Directions for this task
Quote the whole listing word for word, please.

The records
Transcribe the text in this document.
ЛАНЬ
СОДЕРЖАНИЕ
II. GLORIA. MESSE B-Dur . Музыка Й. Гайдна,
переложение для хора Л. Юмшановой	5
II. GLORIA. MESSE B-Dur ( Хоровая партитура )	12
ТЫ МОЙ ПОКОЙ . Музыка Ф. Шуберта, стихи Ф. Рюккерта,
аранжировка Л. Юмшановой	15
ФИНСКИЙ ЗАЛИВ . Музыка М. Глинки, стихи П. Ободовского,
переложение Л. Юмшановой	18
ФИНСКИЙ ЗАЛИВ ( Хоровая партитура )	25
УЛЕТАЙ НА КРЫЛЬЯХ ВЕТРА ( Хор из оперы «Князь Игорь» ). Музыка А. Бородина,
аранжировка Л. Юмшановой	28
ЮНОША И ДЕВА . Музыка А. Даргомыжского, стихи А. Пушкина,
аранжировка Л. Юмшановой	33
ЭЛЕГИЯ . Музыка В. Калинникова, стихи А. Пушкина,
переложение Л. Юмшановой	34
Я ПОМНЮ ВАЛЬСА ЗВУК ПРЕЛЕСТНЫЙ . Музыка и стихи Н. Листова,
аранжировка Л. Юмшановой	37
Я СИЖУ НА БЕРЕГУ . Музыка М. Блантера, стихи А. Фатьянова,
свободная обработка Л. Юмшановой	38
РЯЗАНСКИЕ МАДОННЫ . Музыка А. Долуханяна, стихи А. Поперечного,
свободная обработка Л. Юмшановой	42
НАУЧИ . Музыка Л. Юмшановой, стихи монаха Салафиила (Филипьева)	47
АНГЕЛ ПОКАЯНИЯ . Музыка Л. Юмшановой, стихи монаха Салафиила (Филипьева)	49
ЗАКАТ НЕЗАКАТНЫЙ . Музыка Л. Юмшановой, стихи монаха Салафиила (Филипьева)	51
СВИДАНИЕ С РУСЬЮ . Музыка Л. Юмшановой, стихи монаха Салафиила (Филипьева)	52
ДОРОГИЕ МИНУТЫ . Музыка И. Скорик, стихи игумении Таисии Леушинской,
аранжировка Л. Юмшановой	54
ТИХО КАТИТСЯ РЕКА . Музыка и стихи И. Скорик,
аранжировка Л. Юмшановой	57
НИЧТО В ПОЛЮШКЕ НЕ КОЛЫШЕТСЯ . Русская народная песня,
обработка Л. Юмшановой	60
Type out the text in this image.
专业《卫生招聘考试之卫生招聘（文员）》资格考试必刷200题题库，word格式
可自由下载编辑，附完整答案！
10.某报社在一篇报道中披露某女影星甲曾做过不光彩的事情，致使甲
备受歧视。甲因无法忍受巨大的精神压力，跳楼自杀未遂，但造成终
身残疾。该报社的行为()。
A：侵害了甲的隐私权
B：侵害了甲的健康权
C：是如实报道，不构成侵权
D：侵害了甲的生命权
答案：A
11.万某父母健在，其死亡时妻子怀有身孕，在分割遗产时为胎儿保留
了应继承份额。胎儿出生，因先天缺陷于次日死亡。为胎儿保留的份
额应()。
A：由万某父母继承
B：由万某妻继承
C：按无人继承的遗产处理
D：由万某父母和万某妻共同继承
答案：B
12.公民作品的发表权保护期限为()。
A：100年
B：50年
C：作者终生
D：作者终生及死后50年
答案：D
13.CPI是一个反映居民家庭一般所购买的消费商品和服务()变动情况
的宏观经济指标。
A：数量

Expected output
Transcribe the text in this document.
ЛАНЬ
СОДЕРЖАНИЕ
II. GLORIA. MESSE B-Dur . Музыка Й. Гайдна,
переложение для хора Л. Юмшановой	5
II. GLORIA. MESSE B-Dur ( Хоровая партитура )	12
ТЫ МОЙ ПОКОЙ . Музыка Ф. Шуберта, стихи Ф. Рюккерта,
аранжировка Л. Юмшановой	15
ФИНСКИЙ ЗАЛИВ . Музыка М. Глинки, стихи П. Ободовского,
переложение Л. Юмшановой	18
ФИНСКИЙ ЗАЛИВ ( Хоровая партитура )	25
УЛЕТАЙ НА КРЫЛЬЯХ ВЕТРА ( Хор из оперы «Князь Игорь» ). Музыка А. Бородина,
аранжировка Л. Юмшановой	28
ЮНОША И ДЕВА . Музыка А. Даргомыжского, стихи А. Пушкина,
аранжировка Л. Юмшановой	33
ЭЛЕГИЯ . Музыка В. Калинникова, стихи А. Пушкина,
переложение Л. Юмшановой	34
Я ПОМНЮ ВАЛЬСА ЗВУК ПРЕЛЕСТНЫЙ . Музыка и стихи Н. Листова,
аранжировка Л. Юмшановой	37
Я СИЖУ НА БЕРЕГУ . Музыка М. Блантера, стихи А. Фатьянова,
свободная обработка Л. Юмшановой	38
РЯЗАНСКИЕ МАДОННЫ . Музыка А. Долуханяна, стихи А. Поперечного,
свободная обработка Л. Юмшановой	42
НАУЧИ . Музыка Л. Юмшановой, стихи монаха Салафиила (Филипьева)	47
АНГЕЛ ПОКАЯНИЯ . Музыка Л. Юмшановой, стихи монаха Салафиила (Филипьева)	49
ЗАКАТ НЕЗАКАТНЫЙ . Музыка Л. Юмшановой, стихи монаха Салафиила (Филипьева)	51
СВИДАНИЕ С РУСЬЮ . Музыка Л. Юмшановой, стихи монаха Салафиила (Филипьева)	52
ДОРОГИЕ МИНУТЫ . Музыка И. Скорик, стихи игумении Таисии Леушинской,
аранжировка Л. Юмшановой	54
ТИХО КАТИТСЯ РЕКА . Музыка и стихи И. Скорик,
аранжировка Л. Юмшановой	57
НИЧТО В ПОЛЮШКЕ НЕ КОЛЫШЕТСЯ . Русская народная песня,
обработка Л. Юмшановой	60
Type out the text in this image.
专业《卫生招聘考试之卫生招聘（文员）》资格考试必刷200题题库，word格式
可自由下载编辑，附完整答案！
10.某报社在一篇报道中披露某女影星甲曾做过不光彩的事情，致使甲
备受歧视。甲因无法忍受巨大的精神压力，跳楼自杀未遂，但造成终
身残疾。该报社的行为()。
A：侵害了甲的隐私权
B：侵害了甲的健康权
C：是如实报道，不构成侵权
D：侵害了甲的生命权
答案：A
11.万某父母健在，其死亡时妻子怀有身孕，在分割遗产时为胎儿保留
了应继承份额。胎儿出生，因先天缺陷于次日死亡。为胎儿保留的份
额应()。
A：由万某父母继承
B：由万某妻继承
C：按无人继承的遗产处理
D：由万某父母和万某妻共同继承
答案：B
12.公民作品的发表权保护期限为()。
A：100年
B：50年
C：作者终生
D：作者终生及死后50年
答案：D
13.CPI是一个反映居民家庭一般所购买的消费商品和服务()变动情况
的宏观经济指标。
A：数量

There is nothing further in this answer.